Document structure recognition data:
§ §
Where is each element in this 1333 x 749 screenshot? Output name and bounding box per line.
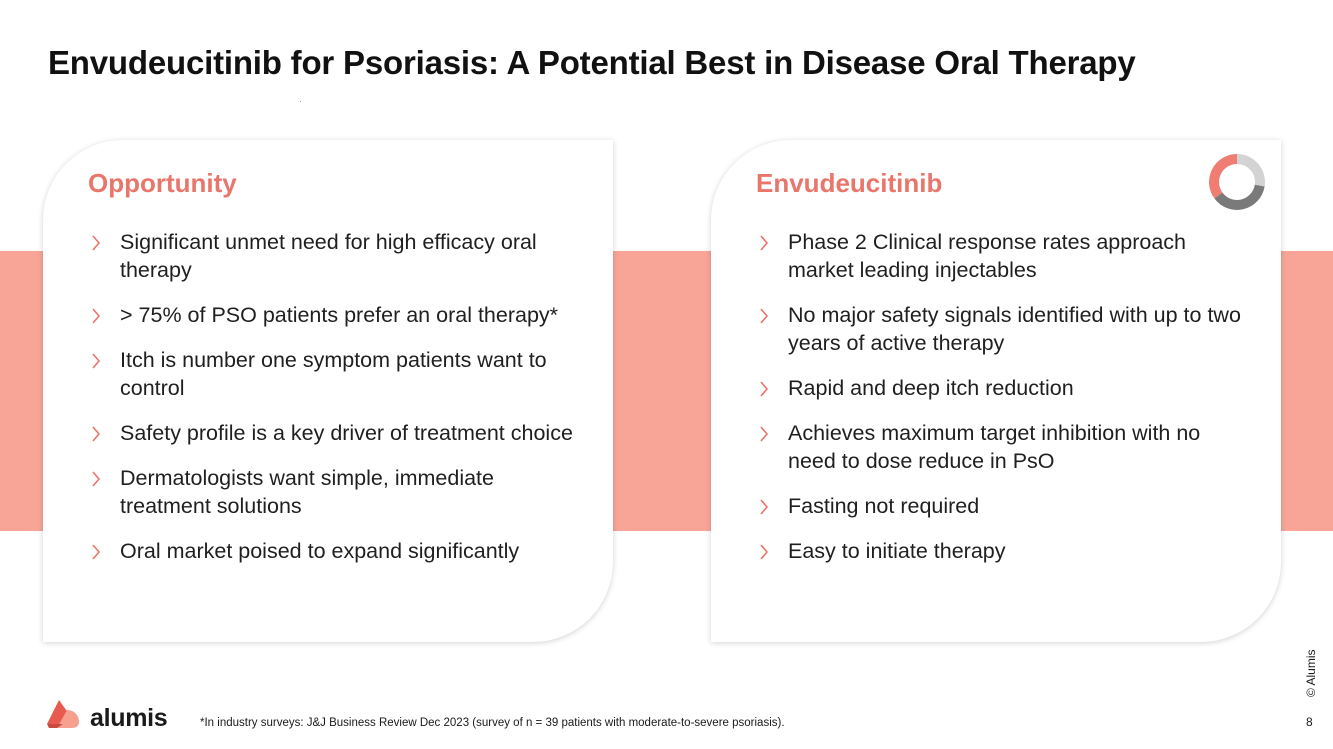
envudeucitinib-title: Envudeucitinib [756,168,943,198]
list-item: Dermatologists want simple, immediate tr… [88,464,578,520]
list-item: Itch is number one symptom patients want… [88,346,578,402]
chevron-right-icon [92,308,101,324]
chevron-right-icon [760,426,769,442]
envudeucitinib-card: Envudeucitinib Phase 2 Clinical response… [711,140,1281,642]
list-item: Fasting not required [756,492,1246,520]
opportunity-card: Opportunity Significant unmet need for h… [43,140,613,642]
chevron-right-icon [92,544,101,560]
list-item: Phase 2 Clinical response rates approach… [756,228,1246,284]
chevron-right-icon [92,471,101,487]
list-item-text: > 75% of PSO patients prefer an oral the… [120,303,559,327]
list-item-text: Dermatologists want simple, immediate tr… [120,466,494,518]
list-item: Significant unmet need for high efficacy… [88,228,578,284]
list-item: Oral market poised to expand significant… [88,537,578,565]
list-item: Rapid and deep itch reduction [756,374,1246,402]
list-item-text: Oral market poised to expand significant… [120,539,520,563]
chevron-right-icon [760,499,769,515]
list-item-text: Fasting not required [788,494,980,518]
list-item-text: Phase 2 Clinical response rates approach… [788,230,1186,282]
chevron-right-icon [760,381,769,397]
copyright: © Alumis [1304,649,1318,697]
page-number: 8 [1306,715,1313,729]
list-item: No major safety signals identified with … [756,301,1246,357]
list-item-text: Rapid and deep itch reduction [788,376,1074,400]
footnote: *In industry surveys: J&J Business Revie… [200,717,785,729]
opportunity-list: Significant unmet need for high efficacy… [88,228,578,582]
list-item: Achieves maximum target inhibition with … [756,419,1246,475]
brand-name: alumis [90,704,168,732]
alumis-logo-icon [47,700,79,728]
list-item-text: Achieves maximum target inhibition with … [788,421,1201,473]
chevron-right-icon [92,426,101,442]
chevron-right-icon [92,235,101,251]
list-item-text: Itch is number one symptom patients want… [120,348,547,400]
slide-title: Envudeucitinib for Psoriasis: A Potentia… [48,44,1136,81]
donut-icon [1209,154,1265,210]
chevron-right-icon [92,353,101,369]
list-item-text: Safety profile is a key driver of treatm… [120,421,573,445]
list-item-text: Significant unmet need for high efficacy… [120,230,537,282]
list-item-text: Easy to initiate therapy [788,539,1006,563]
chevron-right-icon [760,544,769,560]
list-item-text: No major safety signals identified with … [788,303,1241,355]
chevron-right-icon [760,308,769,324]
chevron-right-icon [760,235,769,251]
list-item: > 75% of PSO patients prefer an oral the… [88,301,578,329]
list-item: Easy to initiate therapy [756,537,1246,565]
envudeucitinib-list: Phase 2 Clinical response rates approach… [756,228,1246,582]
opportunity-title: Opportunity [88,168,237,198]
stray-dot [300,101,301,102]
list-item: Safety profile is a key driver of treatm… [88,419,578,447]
§ §
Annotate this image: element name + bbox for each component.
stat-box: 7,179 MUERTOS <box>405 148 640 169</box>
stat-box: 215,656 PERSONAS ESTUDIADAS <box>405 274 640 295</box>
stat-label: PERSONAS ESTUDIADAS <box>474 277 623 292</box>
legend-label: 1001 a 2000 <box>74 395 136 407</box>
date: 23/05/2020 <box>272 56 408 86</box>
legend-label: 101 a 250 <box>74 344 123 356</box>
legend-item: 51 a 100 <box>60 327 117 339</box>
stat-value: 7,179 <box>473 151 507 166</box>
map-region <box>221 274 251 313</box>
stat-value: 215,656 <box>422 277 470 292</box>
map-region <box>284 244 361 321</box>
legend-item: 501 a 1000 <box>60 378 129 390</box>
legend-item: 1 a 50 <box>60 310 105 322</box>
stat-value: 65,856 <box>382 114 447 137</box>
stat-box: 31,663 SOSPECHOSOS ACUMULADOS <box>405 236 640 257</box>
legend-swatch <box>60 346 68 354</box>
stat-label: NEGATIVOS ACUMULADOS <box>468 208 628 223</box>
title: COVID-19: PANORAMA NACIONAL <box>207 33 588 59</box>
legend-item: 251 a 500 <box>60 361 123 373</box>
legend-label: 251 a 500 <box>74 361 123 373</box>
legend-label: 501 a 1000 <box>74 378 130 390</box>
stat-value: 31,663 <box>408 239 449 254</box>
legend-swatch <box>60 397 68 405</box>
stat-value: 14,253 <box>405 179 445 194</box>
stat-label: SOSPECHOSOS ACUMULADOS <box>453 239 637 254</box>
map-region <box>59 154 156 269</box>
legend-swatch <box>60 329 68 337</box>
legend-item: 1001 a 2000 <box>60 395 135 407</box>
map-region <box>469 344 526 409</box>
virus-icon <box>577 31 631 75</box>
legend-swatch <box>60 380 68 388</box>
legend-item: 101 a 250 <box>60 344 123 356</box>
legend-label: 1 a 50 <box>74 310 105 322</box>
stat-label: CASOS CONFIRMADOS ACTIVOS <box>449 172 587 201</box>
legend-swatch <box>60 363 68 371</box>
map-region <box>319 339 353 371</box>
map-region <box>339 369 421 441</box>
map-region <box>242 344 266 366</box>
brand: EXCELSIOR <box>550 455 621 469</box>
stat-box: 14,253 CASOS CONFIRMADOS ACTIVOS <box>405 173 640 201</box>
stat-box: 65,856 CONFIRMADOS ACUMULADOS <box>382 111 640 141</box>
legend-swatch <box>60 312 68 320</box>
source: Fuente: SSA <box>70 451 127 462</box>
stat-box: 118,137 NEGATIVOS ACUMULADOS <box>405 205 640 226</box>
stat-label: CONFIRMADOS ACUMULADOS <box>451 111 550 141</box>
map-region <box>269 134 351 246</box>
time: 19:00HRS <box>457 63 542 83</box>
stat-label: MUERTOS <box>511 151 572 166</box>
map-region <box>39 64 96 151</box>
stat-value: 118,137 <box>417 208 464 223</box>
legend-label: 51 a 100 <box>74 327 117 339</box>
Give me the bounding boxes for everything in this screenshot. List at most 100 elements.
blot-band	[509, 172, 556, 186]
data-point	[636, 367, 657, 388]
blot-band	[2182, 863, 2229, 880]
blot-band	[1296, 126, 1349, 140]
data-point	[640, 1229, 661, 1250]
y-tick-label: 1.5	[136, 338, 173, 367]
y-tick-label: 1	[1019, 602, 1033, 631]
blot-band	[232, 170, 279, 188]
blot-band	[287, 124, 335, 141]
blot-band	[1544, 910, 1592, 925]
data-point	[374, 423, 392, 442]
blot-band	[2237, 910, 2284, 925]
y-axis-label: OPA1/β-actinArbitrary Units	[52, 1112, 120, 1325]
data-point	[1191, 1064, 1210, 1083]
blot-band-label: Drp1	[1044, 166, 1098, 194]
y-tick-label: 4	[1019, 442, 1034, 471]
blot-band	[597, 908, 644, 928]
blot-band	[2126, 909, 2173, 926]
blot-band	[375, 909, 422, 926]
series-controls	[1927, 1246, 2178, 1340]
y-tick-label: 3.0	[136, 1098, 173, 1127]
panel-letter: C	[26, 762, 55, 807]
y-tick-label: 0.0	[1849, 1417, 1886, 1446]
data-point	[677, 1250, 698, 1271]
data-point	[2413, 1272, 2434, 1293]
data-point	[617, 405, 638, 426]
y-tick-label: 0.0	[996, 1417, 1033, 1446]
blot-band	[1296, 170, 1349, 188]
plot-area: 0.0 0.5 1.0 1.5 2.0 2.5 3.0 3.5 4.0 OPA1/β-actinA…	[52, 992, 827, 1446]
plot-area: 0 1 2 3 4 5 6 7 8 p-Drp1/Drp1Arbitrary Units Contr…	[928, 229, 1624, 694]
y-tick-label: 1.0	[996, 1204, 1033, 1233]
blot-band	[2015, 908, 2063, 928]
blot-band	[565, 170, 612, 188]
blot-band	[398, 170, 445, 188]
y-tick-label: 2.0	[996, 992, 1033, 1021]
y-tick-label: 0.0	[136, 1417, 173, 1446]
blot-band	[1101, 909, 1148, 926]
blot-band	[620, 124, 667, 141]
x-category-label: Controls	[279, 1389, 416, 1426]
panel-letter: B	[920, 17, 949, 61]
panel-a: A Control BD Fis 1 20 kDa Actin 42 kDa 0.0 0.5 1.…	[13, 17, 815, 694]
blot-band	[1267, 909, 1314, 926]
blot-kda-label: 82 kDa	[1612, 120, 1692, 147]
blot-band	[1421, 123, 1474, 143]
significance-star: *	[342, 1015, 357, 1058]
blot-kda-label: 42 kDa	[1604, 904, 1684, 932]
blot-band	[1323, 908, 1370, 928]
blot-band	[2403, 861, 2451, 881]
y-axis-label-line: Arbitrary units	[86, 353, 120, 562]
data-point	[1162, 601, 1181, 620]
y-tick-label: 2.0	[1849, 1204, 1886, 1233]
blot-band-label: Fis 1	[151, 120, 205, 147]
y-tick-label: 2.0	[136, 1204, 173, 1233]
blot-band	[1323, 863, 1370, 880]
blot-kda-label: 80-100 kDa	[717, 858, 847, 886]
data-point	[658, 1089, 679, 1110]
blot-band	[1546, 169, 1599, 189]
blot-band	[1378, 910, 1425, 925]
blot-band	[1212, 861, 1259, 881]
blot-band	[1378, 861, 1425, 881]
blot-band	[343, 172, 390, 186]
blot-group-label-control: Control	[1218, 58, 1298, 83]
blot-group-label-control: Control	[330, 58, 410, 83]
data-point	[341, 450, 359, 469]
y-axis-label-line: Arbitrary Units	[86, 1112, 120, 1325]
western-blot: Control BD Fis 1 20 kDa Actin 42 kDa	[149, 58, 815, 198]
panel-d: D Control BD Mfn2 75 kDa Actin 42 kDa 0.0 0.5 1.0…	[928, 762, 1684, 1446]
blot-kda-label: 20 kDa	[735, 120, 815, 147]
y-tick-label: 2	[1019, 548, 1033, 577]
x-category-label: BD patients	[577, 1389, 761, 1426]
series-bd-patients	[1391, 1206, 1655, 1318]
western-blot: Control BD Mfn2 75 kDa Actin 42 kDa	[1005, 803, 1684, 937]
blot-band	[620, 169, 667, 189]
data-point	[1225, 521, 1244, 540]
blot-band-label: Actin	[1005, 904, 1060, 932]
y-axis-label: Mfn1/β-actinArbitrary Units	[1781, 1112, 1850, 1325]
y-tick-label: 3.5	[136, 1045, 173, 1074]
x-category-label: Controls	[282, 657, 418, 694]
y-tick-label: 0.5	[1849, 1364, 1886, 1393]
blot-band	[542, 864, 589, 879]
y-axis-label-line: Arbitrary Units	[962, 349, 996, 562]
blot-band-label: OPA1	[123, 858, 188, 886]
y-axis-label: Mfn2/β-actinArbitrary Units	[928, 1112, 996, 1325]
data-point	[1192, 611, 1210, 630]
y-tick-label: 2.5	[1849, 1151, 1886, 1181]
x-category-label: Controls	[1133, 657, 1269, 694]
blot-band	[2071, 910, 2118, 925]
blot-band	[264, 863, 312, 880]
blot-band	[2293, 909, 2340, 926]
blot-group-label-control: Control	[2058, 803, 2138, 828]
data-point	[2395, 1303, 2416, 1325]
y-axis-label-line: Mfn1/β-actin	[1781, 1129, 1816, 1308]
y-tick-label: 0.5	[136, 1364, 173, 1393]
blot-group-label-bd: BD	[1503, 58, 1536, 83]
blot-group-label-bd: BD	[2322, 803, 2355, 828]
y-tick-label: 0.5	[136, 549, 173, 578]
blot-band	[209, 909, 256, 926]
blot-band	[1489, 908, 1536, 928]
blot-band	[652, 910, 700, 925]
§ §
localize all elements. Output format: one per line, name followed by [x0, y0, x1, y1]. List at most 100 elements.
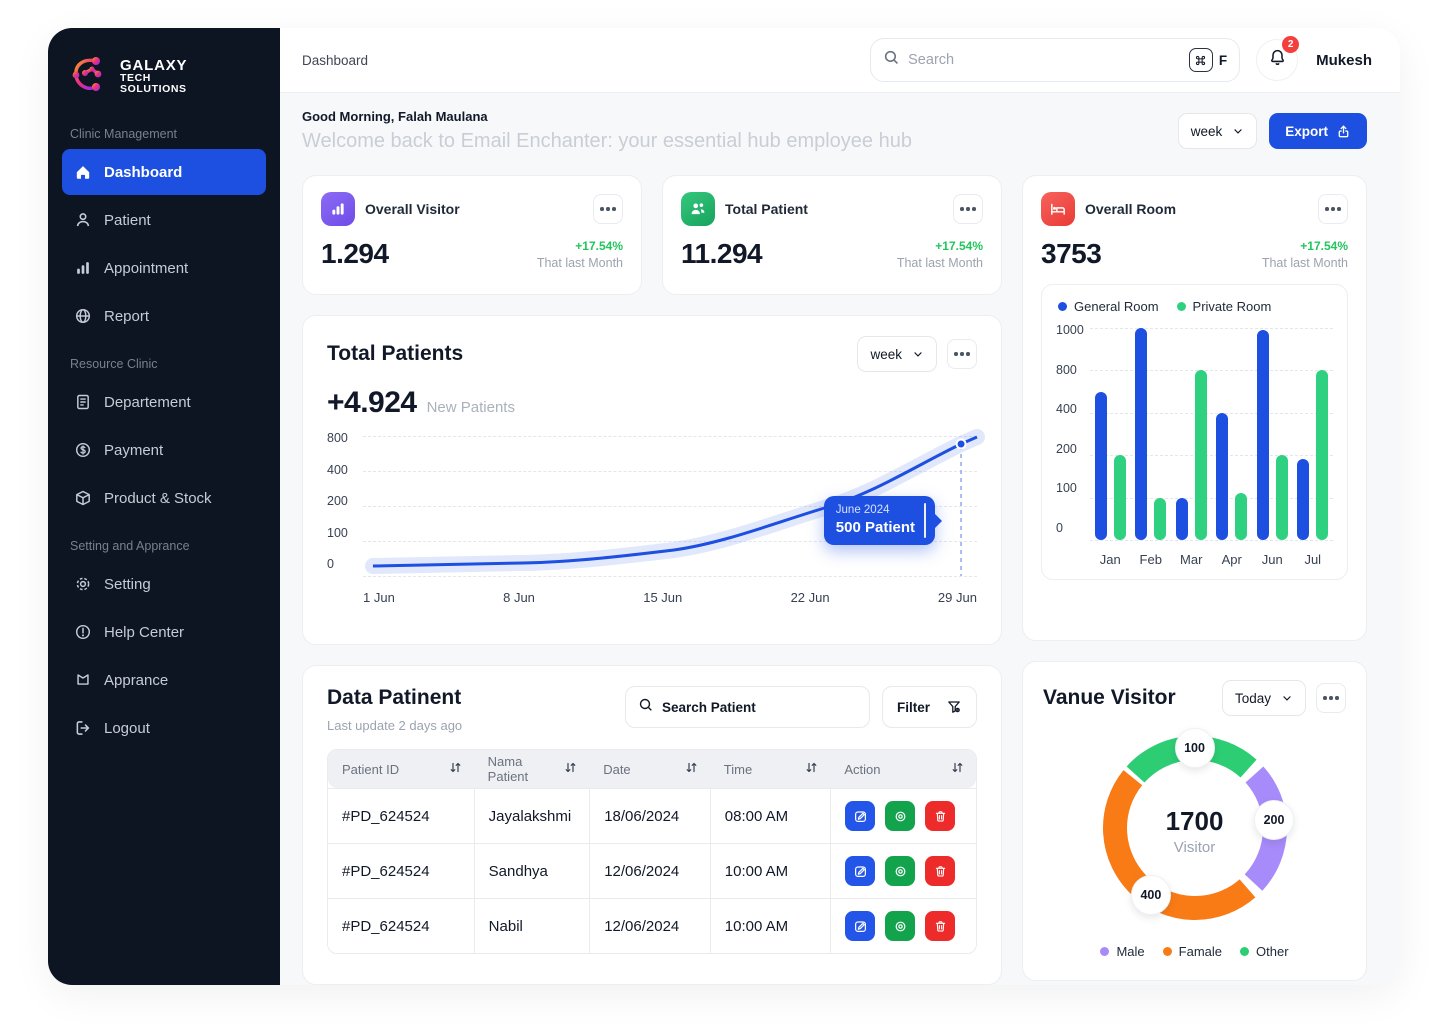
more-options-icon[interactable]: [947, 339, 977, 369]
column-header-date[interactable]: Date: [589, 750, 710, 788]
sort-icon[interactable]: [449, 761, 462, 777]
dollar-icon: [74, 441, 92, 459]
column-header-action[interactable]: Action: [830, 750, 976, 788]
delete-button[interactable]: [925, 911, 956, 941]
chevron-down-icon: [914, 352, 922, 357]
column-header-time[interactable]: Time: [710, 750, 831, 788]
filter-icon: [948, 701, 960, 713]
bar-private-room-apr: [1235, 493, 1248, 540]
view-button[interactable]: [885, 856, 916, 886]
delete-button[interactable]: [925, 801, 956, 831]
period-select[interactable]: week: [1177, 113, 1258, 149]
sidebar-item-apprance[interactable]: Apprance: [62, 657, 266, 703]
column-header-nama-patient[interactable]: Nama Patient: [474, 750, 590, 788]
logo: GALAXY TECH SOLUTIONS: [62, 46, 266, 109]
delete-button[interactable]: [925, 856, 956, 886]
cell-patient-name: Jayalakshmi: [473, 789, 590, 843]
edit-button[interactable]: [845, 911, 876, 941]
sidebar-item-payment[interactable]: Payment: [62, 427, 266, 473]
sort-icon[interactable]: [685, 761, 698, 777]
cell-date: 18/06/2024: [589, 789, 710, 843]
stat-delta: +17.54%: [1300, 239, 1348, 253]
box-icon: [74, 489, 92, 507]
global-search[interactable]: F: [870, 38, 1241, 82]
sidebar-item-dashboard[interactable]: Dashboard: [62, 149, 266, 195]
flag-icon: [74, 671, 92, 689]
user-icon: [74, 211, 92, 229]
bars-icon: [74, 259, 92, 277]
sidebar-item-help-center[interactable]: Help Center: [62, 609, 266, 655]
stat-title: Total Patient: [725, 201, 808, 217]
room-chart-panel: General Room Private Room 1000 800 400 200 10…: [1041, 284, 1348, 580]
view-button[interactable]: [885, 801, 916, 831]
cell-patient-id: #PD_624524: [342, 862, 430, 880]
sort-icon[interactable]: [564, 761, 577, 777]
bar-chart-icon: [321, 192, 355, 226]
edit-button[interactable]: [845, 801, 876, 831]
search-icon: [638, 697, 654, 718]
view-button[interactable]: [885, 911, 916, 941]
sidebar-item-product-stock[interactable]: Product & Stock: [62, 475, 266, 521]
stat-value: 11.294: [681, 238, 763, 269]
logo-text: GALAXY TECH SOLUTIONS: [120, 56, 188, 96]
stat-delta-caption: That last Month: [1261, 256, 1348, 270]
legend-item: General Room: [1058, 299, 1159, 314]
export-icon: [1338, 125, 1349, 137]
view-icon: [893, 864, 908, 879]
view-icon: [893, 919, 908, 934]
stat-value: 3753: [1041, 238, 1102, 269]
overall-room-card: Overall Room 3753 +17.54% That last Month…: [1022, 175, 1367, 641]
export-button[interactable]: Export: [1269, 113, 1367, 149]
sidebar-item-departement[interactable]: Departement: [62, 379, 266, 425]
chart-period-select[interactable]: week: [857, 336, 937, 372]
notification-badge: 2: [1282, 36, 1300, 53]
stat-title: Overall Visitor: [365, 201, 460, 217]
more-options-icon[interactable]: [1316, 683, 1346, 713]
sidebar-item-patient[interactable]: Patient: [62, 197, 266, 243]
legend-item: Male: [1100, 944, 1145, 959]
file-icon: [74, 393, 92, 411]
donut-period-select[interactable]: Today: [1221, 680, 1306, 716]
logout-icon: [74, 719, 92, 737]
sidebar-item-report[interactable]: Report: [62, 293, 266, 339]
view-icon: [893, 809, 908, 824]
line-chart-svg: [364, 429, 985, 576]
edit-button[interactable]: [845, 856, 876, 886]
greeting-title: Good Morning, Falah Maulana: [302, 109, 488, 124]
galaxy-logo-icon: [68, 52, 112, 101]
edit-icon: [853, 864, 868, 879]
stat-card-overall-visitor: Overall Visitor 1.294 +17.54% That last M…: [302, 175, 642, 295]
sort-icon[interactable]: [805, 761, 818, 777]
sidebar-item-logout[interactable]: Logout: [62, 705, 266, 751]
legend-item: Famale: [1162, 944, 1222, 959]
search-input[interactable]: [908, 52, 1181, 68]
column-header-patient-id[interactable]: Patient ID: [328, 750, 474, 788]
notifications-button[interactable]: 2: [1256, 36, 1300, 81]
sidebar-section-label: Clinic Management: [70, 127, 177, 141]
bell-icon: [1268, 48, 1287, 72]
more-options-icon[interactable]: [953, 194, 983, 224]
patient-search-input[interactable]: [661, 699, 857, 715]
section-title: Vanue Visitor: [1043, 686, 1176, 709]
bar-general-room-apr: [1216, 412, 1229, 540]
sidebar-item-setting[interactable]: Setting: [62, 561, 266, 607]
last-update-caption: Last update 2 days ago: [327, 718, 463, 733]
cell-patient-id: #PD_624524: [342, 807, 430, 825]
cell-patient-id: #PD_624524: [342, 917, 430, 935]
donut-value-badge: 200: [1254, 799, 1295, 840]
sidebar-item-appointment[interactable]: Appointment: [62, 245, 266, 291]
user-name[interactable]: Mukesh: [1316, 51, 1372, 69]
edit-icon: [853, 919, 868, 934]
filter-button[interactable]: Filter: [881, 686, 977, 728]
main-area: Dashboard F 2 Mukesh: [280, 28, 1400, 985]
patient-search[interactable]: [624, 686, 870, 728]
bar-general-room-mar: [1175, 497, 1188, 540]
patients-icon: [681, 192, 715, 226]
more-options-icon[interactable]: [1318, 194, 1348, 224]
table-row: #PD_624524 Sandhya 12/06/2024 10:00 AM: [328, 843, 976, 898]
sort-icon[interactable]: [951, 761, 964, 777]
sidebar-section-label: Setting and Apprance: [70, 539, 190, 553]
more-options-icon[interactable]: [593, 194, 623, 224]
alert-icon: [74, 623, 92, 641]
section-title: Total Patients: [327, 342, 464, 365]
§ §
- _EXERCISE_
Search the data above for the string "Mukesh". Report every line where it is found.

- _WRITTEN ANSWER_
user-name[interactable]: Mukesh: [1316, 51, 1372, 69]
main-area: Dashboard F 2 Mukesh: [280, 28, 1400, 985]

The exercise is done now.